> Problem
Below is a set of records; restate each one word for word.

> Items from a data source

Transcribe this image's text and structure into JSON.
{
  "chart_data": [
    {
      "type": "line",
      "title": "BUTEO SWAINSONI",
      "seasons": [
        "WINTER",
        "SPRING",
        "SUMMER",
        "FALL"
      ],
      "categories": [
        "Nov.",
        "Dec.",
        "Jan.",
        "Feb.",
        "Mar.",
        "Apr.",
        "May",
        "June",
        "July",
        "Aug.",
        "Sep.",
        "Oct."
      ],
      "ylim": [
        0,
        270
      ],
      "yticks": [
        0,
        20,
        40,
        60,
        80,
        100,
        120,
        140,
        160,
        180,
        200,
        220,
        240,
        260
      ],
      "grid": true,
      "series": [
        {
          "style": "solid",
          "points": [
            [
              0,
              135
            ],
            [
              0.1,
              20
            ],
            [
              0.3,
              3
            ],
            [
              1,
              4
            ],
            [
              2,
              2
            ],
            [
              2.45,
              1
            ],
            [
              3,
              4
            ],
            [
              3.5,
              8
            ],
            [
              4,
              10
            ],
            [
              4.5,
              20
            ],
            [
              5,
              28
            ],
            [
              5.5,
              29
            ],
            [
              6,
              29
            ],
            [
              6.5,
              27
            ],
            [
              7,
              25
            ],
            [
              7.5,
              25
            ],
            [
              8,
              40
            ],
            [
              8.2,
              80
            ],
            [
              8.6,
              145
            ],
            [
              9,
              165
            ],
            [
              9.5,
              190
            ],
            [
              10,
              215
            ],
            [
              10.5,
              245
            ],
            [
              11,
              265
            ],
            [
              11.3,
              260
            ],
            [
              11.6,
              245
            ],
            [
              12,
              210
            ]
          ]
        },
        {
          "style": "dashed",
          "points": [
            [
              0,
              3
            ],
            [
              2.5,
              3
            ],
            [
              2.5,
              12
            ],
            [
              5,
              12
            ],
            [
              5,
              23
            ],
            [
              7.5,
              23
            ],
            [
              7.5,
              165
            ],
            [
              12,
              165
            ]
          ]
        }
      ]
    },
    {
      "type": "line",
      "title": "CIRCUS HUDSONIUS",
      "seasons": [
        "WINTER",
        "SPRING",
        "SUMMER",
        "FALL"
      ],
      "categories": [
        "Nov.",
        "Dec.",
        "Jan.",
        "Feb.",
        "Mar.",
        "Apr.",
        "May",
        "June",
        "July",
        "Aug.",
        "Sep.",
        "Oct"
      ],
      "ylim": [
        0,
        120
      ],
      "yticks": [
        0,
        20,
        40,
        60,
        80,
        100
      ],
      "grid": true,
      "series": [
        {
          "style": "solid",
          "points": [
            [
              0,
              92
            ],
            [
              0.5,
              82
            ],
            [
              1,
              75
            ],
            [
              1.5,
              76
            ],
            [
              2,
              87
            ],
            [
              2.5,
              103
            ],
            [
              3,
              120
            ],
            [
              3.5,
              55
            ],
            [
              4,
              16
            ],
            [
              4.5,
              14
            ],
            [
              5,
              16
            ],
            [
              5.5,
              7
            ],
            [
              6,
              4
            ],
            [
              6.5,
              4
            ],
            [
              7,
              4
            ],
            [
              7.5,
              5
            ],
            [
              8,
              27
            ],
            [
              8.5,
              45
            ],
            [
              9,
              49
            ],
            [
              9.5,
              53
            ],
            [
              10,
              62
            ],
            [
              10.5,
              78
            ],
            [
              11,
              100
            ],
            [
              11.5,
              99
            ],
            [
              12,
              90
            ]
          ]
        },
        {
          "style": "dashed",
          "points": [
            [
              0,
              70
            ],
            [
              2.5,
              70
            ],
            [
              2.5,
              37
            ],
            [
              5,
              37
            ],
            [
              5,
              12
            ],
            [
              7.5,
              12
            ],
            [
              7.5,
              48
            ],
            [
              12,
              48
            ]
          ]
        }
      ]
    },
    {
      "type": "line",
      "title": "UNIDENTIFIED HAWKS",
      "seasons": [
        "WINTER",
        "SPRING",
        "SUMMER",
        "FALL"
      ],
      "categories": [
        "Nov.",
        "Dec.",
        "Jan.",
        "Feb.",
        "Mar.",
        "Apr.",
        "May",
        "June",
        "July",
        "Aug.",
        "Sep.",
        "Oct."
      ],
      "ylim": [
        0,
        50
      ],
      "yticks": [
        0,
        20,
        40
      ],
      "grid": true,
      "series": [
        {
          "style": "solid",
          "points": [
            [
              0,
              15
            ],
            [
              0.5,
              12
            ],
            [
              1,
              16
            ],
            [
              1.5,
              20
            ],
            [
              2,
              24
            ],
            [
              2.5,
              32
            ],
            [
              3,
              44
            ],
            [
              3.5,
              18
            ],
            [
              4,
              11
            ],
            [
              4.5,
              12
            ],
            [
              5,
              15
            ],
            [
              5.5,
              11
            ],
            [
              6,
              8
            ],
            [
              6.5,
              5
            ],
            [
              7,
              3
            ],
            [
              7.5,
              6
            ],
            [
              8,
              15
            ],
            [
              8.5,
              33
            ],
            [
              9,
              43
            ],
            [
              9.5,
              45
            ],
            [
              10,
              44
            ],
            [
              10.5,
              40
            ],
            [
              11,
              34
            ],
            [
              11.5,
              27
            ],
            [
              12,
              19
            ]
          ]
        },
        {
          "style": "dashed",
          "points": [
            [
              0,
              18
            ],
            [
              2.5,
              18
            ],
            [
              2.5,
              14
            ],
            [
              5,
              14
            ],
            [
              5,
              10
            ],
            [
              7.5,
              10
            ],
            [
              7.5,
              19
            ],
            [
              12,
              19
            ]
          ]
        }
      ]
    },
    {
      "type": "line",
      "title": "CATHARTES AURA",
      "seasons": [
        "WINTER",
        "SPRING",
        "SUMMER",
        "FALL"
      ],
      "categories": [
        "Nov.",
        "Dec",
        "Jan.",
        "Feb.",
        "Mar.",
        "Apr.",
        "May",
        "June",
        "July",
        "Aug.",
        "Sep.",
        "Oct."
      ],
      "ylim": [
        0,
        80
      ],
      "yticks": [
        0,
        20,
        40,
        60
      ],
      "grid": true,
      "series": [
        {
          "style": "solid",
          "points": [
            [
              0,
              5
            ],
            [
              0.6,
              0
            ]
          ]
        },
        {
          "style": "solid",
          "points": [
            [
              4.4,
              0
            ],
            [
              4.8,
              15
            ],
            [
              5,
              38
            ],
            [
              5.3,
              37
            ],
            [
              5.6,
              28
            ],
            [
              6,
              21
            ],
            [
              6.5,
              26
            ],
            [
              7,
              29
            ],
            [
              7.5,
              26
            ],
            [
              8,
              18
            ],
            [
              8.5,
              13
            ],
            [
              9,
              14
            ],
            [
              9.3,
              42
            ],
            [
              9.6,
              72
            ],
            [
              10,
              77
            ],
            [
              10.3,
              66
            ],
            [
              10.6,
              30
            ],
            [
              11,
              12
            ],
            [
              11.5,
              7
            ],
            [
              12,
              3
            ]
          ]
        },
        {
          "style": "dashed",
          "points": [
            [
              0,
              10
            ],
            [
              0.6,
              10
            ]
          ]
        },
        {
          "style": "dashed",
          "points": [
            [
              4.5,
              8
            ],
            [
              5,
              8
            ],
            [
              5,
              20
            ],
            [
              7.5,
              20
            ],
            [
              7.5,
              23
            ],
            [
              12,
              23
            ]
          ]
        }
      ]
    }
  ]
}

> Problem solution
Transcribe this image's text and structure into JSON.
{
  "chart_data": [
    {
      "type": "line",
      "title": "BUTEO SWAINSONI",
      "seasons": [
        "WINTER",
        "SPRING",
        "SUMMER",
        "FALL"
      ],
      "categories": [
        "Nov.",
        "Dec.",
        "Jan.",
        "Feb.",
        "Mar.",
        "Apr.",
        "May",
        "June",
        "July",
        "Aug.",
        "Sep.",
        "Oct."
      ],
      "ylim": [
        0,
        270
      ],
      "yticks": [
        0,
        20,
        40,
        60,
        80,
        100,
        120,
        140,
        160,
        180,
        200,
        220,
        240,
        260
      ],
      "grid": true,
      "series": [
        {
          "style": "solid",
          "points": [
            [
              0,
              135
            ],
            [
              0.1,
              20
            ],
            [
              0.3,
              3
            ],
            [
              1,
              4
            ],
            [
              2,
              2
            ],
            [
              2.45,
              1
            ],
            [
              3,
              4
            ],
            [
              3.5,
              8
            ],
            [
              4,
              10
            ],
            [
              4.5,
              20
            ],
            [
              5,
              28
            ],
            [
              5.5,
              29
            ],
            [
              6,
              29
            ],
            [
              6.5,
              27
            ],
            [
              7,
              25
            ],
            [
              7.5,
              25
            ],
            [
              8,
              40
            ],
            [
              8.2,
              80
            ],
            [
              8.6,
              145
            ],
            [
              9,
              165
            ],
            [
              9.5,
              190
            ],
            [
              10,
              215
            ],
            [
              10.5,
              245
            ],
            [
              11,
              265
            ],
            [
              11.3,
              260
            ],
            [
              11.6,
              245
            ],
            [
              12,
              210
            ]
          ]
        },
        {
          "style": "dashed",
          "points": [
            [
              0,
              3
            ],
            [
              2.5,
              3
            ],
            [
              2.5,
              12
            ],
            [
              5,
              12
            ],
            [
              5,
              23
            ],
            [
              7.5,
              23
            ],
            [
              7.5,
              165
            ],
            [
              12,
              165
            ]
          ]
        }
      ]
    },
    {
      "type": "line",
      "title": "CIRCUS HUDSONIUS",
      "seasons": [
        "WINTER",
        "SPRING",
        "SUMMER",
        "FALL"
      ],
      "categories": [
        "Nov.",
        "Dec.",
        "Jan.",
        "Feb.",
        "Mar.",
        "Apr.",
        "May",
        "June",
        "July",
        "Aug.",
        "Sep.",
        "Oct"
      ],
      "ylim": [
        0,
        120
      ],
      "yticks": [
        0,
        20,
        40,
        60,
        80,
        100
      ],
      "grid": true,
      "series": [
        {
          "style": "solid",
          "points": [
            [
              0,
              92
            ],
            [
              0.5,
              82
            ],
            [
              1,
              75
            ],
            [
              1.5,
              76
            ],
            [
              2,
              87
            ],
            [
              2.5,
              103
            ],
            [
              3,
              120
            ],
            [
              3.5,
              55
            ],
            [
              4,
              16
            ],
            [
              4.5,
              14
            ],
            [
              5,
              16
            ],
            [
              5.5,
              7
            ],
            [
              6,
              4
            ],
            [
              6.5,
              4
            ],
            [
              7,
              4
            ],
            [
              7.5,
              5
            ],
            [
              8,
              27
            ],
            [
              8.5,
              45
            ],
            [
              9,
              49
            ],
            [
              9.5,
              53
            ],
            [
              10,
              62
            ],
            [
              10.5,
              78
            ],
            [
              11,
              100
            ],
            [
              11.5,
              99
            ],
            [
              12,
              90
            ]
          ]
        },
        {
          "style": "dashed",
          "points": [
            [
              0,
              70
            ],
            [
              2.5,
              70
            ],
            [
              2.5,
              37
            ],
            [
              5,
              37
            ],
            [
              5,
              12
            ],
            [
              7.5,
              12
            ],
            [
              7.5,
              48
            ],
            [
              12,
              48
            ]
          ]
        }
      ]
    },
    {
      "type": "line",
      "title": "UNIDENTIFIED HAWKS",
      "seasons": [
        "WINTER",
        "SPRING",
        "SUMMER",
        "FALL"
      ],
      "categories": [
        "Nov.",
        "Dec.",
        "Jan.",
        "Feb.",
        "Mar.",
        "Apr.",
        "May",
        "June",
        "July",
        "Aug.",
        "Sep.",
        "Oct."
      ],
      "ylim": [
        0,
        50
      ],
      "yticks": [
        0,
        20,
        40
      ],
      "grid": true,
      "series": [
        {
          "style": "solid",
          "points": [
            [
              0,
              15
            ],
            [
              0.5,
              12
            ],
            [
              1,
              16
            ],
            [
              1.5,
              20
            ],
            [
              2,
              24
            ],
            [
              2.5,
              32
            ],
            [
              3,
              44
            ],
            [
              3.5,
              18
            ],
            [
              4,
              11
            ],
            [
              4.5,
              12
            ],
            [
              5,
              15
            ],
            [
              5.5,
              11
            ],
            [
              6,
              8
            ],
            [
              6.5,
              5
            ],
            [
              7,
              3
            ],
            [
              7.5,
              6
            ],
            [
              8,
              15
            ],
            [
              8.5,
              33
            ],
            [
              9,
              43
            ],
            [
              9.5,
              45
            ],
            [
              10,
              44
            ],
            [
              10.5,
              40
            ],
            [
              11,
              34
            ],
            [
              11.5,
              27
            ],
            [
              12,
              19
            ]
          ]
        },
        {
          "style": "dashed",
          "points": [
            [
              0,
              18
            ],
            [
              2.5,
              18
            ],
            [
              2.5,
              14
            ],
            [
              5,
              14
            ],
            [
              5,
              10
            ],
            [
              7.5,
              10
            ],
            [
              7.5,
              19
            ],
            [
              12,
              19
            ]
          ]
        }
      ]
    },
    {
      "type": "line",
      "title": "CATHARTES AURA",
      "seasons": [
        "WINTER",
        "SPRING",
        "SUMMER",
        "FALL"
      ],
      "categories": [
        "Nov.",
        "Dec",
        "Jan.",
        "Feb.",
        "Mar.",
        "Apr.",
        "May",
        "June",
        "July",
        "Aug.",
        "Sep.",
        "Oct."
      ],
      "ylim": [
        0,
        80
      ],
      "yticks": [
        0,
        20,
        40,
        60
      ],
      "grid": true,
      "series": [
        {
          "style": "solid",
          "points": [
            [
              0,
              5
            ],
            [
              0.6,
              0
            ]
          ]
        },
        {
          "style": "solid",
          "points": [
            [
              4.4,
              0
            ],
            [
              4.8,
              15
            ],
            [
              5,
              38
            ],
            [
              5.3,
              37
            ],
            [
              5.6,
              28
            ],
            [
              6,
              21
            ],
            [
              6.5,
              26
            ],
            [
              7,
              29
            ],
            [
              7.5,
              26
            ],
            [
              8,
              18
            ],
            [
              8.5,
              13
            ],
            [
              9,
              14
            ],
            [
              9.3,
              42
            ],
            [
              9.6,
              72
            ],
            [
              10,
              77
            ],
            [
              10.3,
              66
            ],
            [
              10.6,
              30
            ],
            [
              11,
              12
            ],
            [
              11.5,
              7
            ],
            [
              12,
              3
            ]
          ]
        },
        {
          "style": "dashed",
          "points": [
            [
              0,
              10
            ],
            [
              0.6,
              10
            ]
          ]
        },
        {
          "style": "dashed",
          "points": [
            [
              4.5,
              8
            ],
            [
              5,
              8
            ],
            [
              5,
              20
            ],
            [
              7.5,
              20
            ],
            [
              7.5,
              23
            ],
            [
              12,
              23
            ]
          ]
        }
      ]
    }
  ]
}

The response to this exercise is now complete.